** WHAT YOU NEED TO DO **
All material below is to be reproduced exactly.

Stored items:
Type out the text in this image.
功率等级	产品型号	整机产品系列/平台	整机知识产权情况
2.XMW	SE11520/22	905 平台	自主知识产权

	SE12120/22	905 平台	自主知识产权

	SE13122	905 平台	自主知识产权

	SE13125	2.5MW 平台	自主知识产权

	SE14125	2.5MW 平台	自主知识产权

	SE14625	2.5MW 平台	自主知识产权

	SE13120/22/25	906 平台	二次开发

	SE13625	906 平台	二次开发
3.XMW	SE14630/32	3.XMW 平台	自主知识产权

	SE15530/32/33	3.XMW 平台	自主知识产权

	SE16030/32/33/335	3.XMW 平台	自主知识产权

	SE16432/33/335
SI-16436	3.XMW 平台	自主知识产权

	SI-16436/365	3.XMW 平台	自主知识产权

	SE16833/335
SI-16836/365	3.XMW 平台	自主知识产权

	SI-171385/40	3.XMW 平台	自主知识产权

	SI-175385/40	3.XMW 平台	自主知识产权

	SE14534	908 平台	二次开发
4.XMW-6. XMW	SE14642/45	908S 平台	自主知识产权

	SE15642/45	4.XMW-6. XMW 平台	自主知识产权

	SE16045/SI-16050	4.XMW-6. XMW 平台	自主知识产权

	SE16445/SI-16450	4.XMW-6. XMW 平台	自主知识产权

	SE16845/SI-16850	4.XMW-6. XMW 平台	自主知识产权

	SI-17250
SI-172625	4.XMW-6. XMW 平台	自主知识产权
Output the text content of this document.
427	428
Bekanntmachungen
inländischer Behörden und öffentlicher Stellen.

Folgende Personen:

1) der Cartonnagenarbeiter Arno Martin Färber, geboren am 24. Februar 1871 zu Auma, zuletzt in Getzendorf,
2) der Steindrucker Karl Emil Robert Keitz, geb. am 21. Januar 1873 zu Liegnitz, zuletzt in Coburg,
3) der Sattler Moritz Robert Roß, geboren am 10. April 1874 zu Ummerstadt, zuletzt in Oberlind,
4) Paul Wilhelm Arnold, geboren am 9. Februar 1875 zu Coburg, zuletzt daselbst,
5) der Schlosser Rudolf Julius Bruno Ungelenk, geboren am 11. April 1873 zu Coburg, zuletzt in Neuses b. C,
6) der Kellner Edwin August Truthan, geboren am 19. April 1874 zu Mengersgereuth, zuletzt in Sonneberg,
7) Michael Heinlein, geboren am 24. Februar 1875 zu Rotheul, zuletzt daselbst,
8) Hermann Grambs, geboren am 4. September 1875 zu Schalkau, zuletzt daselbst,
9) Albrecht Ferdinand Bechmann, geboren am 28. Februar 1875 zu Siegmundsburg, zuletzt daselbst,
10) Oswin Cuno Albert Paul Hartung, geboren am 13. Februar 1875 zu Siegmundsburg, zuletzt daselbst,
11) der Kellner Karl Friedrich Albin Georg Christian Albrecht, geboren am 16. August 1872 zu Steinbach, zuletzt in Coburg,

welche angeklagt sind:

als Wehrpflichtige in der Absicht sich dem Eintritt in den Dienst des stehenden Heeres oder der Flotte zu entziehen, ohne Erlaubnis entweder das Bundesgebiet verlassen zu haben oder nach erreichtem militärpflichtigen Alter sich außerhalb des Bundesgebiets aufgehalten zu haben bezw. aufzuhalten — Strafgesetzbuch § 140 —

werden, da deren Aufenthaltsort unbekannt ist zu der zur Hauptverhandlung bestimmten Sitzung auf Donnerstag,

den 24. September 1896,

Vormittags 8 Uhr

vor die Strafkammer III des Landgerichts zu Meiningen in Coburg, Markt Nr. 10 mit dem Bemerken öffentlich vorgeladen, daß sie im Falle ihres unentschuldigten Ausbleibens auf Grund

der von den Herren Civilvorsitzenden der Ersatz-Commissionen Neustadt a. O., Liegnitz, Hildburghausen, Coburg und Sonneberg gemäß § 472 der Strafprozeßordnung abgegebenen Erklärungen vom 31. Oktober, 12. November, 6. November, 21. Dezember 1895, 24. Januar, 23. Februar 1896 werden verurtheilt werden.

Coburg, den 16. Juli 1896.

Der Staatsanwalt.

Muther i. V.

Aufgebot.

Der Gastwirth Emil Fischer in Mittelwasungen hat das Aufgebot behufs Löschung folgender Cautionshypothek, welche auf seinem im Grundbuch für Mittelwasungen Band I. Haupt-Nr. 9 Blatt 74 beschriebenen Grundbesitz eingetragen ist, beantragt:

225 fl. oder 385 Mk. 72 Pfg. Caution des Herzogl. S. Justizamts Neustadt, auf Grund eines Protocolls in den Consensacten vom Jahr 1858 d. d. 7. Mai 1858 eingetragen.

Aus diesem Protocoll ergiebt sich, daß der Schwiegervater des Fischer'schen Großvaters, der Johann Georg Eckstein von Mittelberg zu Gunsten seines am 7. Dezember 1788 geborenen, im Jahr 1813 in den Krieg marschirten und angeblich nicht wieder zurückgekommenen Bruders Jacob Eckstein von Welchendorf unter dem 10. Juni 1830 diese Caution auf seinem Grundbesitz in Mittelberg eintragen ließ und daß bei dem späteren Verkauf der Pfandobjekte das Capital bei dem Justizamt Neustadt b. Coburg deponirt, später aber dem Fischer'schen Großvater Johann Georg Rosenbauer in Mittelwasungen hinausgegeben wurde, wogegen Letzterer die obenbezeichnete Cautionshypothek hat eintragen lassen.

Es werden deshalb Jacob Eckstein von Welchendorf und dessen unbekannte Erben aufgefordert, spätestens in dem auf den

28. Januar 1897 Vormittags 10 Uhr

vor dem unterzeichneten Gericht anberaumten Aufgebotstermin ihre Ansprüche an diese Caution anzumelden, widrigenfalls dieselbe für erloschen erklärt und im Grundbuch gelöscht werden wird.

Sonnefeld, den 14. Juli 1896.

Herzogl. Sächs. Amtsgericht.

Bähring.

** WRITTEN SOLUTION **
Type out the text in this image.
功率等级	产品型号	整机产品系列/平台	整机知识产权情况
2.XMW	SE11520/22	905 平台	自主知识产权

	SE12120/22	905 平台	自主知识产权

	SE13122	905 平台	自主知识产权

	SE13125	2.5MW 平台	自主知识产权

	SE14125	2.5MW 平台	自主知识产权

	SE14625	2.5MW 平台	自主知识产权

	SE13120/22/25	906 平台	二次开发

	SE13625	906 平台	二次开发
3.XMW	SE14630/32	3.XMW 平台	自主知识产权

	SE15530/32/33	3.XMW 平台	自主知识产权

	SE16030/32/33/335	3.XMW 平台	自主知识产权

	SE16432/33/335
SI-16436	3.XMW 平台	自主知识产权

	SI-16436/365	3.XMW 平台	自主知识产权

	SE16833/335
SI-16836/365	3.XMW 平台	自主知识产权

	SI-171385/40	3.XMW 平台	自主知识产权

	SI-175385/40	3.XMW 平台	自主知识产权

	SE14534	908 平台	二次开发
4.XMW-6. XMW	SE14642/45	908S 平台	自主知识产权

	SE15642/45	4.XMW-6. XMW 平台	自主知识产权

	SE16045/SI-16050	4.XMW-6. XMW 平台	自主知识产权

	SE16445/SI-16450	4.XMW-6. XMW 平台	自主知识产权

	SE16845/SI-16850	4.XMW-6. XMW 平台	自主知识产权

	SI-17250
SI-172625	4.XMW-6. XMW 平台	自主知识产权
Output the text content of this document.
427	428
Bekanntmachungen
inländischer Behörden und öffentlicher Stellen.

Folgende Personen:

1) der Cartonnagenarbeiter Arno Martin Färber, geboren am 24. Februar 1871 zu Auma, zuletzt in Getzendorf,
2) der Steindrucker Karl Emil Robert Keitz, geb. am 21. Januar 1873 zu Liegnitz, zuletzt in Coburg,
3) der Sattler Moritz Robert Roß, geboren am 10. April 1874 zu Ummerstadt, zuletzt in Oberlind,
4) Paul Wilhelm Arnold, geboren am 9. Februar 1875 zu Coburg, zuletzt daselbst,
5) der Schlosser Rudolf Julius Bruno Ungelenk, geboren am 11. April 1873 zu Coburg, zuletzt in Neuses b. C,
6) der Kellner Edwin August Truthan, geboren am 19. April 1874 zu Mengersgereuth, zuletzt in Sonneberg,
7) Michael Heinlein, geboren am 24. Februar 1875 zu Rotheul, zuletzt daselbst,
8) Hermann Grambs, geboren am 4. September 1875 zu Schalkau, zuletzt daselbst,
9) Albrecht Ferdinand Bechmann, geboren am 28. Februar 1875 zu Siegmundsburg, zuletzt daselbst,
10) Oswin Cuno Albert Paul Hartung, geboren am 13. Februar 1875 zu Siegmundsburg, zuletzt daselbst,
11) der Kellner Karl Friedrich Albin Georg Christian Albrecht, geboren am 16. August 1872 zu Steinbach, zuletzt in Coburg,

welche angeklagt sind:

als Wehrpflichtige in der Absicht sich dem Eintritt in den Dienst des stehenden Heeres oder der Flotte zu entziehen, ohne Erlaubnis entweder das Bundesgebiet verlassen zu haben oder nach erreichtem militärpflichtigen Alter sich außerhalb des Bundesgebiets aufgehalten zu haben bezw. aufzuhalten — Strafgesetzbuch § 140 —

werden, da deren Aufenthaltsort unbekannt ist zu der zur Hauptverhandlung bestimmten Sitzung auf Donnerstag,

den 24. September 1896,

Vormittags 8 Uhr

vor die Strafkammer III des Landgerichts zu Meiningen in Coburg, Markt Nr. 10 mit dem Bemerken öffentlich vorgeladen, daß sie im Falle ihres unentschuldigten Ausbleibens auf Grund

der von den Herren Civilvorsitzenden der Ersatz-Commissionen Neustadt a. O., Liegnitz, Hildburghausen, Coburg und Sonneberg gemäß § 472 der Strafprozeßordnung abgegebenen Erklärungen vom 31. Oktober, 12. November, 6. November, 21. Dezember 1895, 24. Januar, 23. Februar 1896 werden verurtheilt werden.

Coburg, den 16. Juli 1896.

Der Staatsanwalt.

Muther i. V.

Aufgebot.

Der Gastwirth Emil Fischer in Mittelwasungen hat das Aufgebot behufs Löschung folgender Cautionshypothek, welche auf seinem im Grundbuch für Mittelwasungen Band I. Haupt-Nr. 9 Blatt 74 beschriebenen Grundbesitz eingetragen ist, beantragt:

225 fl. oder 385 Mk. 72 Pfg. Caution des Herzogl. S. Justizamts Neustadt, auf Grund eines Protocolls in den Consensacten vom Jahr 1858 d. d. 7. Mai 1858 eingetragen.

Aus diesem Protocoll ergiebt sich, daß der Schwiegervater des Fischer'schen Großvaters, der Johann Georg Eckstein von Mittelberg zu Gunsten seines am 7. Dezember 1788 geborenen, im Jahr 1813 in den Krieg marschirten und angeblich nicht wieder zurückgekommenen Bruders Jacob Eckstein von Welchendorf unter dem 10. Juni 1830 diese Caution auf seinem Grundbesitz in Mittelberg eintragen ließ und daß bei dem späteren Verkauf der Pfandobjekte das Capital bei dem Justizamt Neustadt b. Coburg deponirt, später aber dem Fischer'schen Großvater Johann Georg Rosenbauer in Mittelwasungen hinausgegeben wurde, wogegen Letzterer die obenbezeichnete Cautionshypothek hat eintragen lassen.

Es werden deshalb Jacob Eckstein von Welchendorf und dessen unbekannte Erben aufgefordert, spätestens in dem auf den

28. Januar 1897 Vormittags 10 Uhr

vor dem unterzeichneten Gericht anberaumten Aufgebotstermin ihre Ansprüche an diese Caution anzumelden, widrigenfalls dieselbe für erloschen erklärt und im Grundbuch gelöscht werden wird.

Sonnefeld, den 14. Juli 1896.

Herzogl. Sächs. Amtsgericht.

Bähring.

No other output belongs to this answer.